▸ Aim of the exercise: Can you output, word for word, the part of the passage on mechanical waves that opens with the words containing "Mechanical waves propagating" and closes with "monitoring of components."?

___ Passage to read

Please contact Etienne Balmès ( and Léo Morin ( for more details

Context and Challenges

Airbus nacelle with piezo electric sensor to detect damages and their localsiation (C. Fendzi, 2016)
Airbus nacelle with piezo electric sensor to detect damages and their localsiation (C. Fendzi, 2016)

Mechanical waves propagating in a structure or a material interact with the interfaces present in volume or at their boundaries. The interfaces in the case of structures are contacts between mechanical parts whereas in a material, they characterize the microstructural heterogeneity. At an interface, the waves are partly reflected, partly transmitted. These effects lead to structured waves in the medium which locally can induce states of tensile stress. If this state of stress is sufficiently high, it leads to a damage of the medium: decohesion of the interface and initiation of porosity. The loaded interfaces can themselves re-structure the mechanical waves through the medium to a scale of the material or structure. This modification of wave structures is used to detect defects in the context of the health monitoring of components.

______
___ Stored data

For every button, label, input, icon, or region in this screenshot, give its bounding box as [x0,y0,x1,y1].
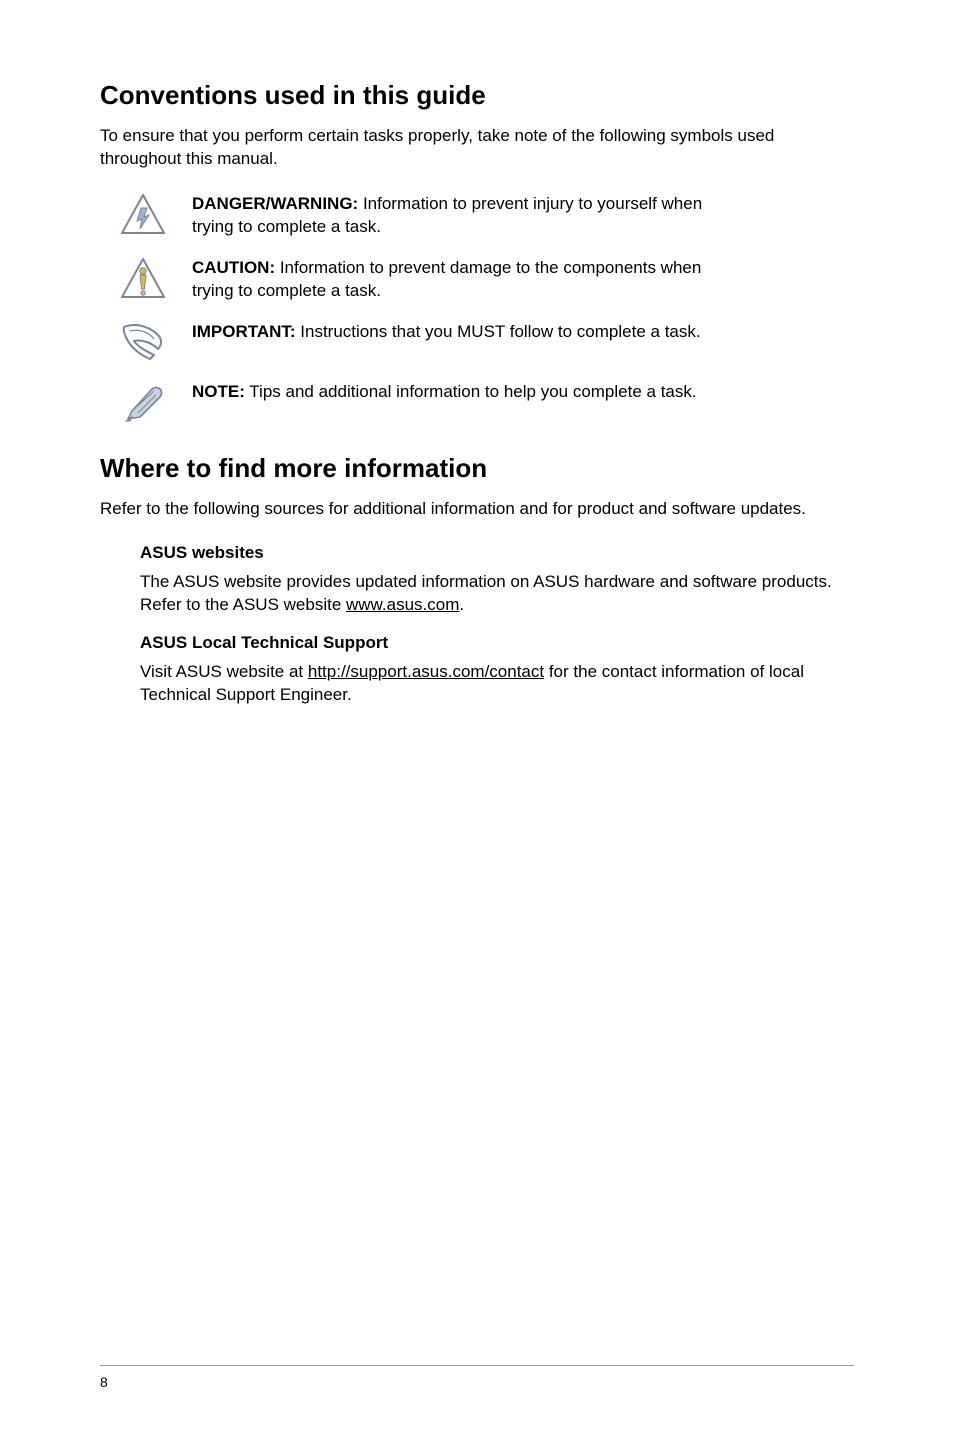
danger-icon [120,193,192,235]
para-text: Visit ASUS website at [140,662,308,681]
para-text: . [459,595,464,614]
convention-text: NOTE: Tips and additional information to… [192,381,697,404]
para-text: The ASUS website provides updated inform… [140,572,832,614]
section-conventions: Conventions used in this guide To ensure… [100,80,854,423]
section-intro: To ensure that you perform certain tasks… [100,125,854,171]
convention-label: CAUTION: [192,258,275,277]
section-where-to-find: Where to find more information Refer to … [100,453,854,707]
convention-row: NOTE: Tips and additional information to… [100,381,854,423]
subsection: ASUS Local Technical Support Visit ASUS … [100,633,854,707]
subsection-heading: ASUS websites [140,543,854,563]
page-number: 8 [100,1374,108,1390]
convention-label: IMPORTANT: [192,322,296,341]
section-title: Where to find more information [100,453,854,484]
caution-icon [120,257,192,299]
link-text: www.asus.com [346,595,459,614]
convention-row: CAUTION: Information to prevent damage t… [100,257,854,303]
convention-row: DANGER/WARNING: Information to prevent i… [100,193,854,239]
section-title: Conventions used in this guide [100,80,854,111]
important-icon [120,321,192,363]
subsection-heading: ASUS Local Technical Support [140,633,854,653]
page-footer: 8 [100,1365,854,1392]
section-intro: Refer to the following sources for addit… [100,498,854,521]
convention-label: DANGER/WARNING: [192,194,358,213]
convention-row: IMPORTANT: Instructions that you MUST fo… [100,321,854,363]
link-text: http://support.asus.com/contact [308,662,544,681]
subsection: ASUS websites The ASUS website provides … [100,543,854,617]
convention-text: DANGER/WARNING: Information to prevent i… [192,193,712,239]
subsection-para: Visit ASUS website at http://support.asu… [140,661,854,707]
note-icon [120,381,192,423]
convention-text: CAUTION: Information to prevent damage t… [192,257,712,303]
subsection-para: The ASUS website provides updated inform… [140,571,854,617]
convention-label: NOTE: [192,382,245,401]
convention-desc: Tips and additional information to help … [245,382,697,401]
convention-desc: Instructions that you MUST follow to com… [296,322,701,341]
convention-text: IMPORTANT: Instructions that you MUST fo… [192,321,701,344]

______

▸ The result:
Mechanical waves propagating in a structure or a material interact with the interfaces present in volume or at their boundaries. The interfaces in the case of structures are contacts between mechanical parts whereas in a material, they characterize the microstructural heterogeneity. At an interface, the waves are partly reflected, partly transmitted. These effects lead to structured waves in the medium which locally can induce states of tensile stress. If this state of stress is sufficiently high, it leads to a damage of the medium: decohesion of the interface and initiation of porosity. The loaded interfaces can themselves re-structure the mechanical waves through the medium to a scale of the material or structure. This modification of wave structures is used to detect defects in the context of the health monitoring of components.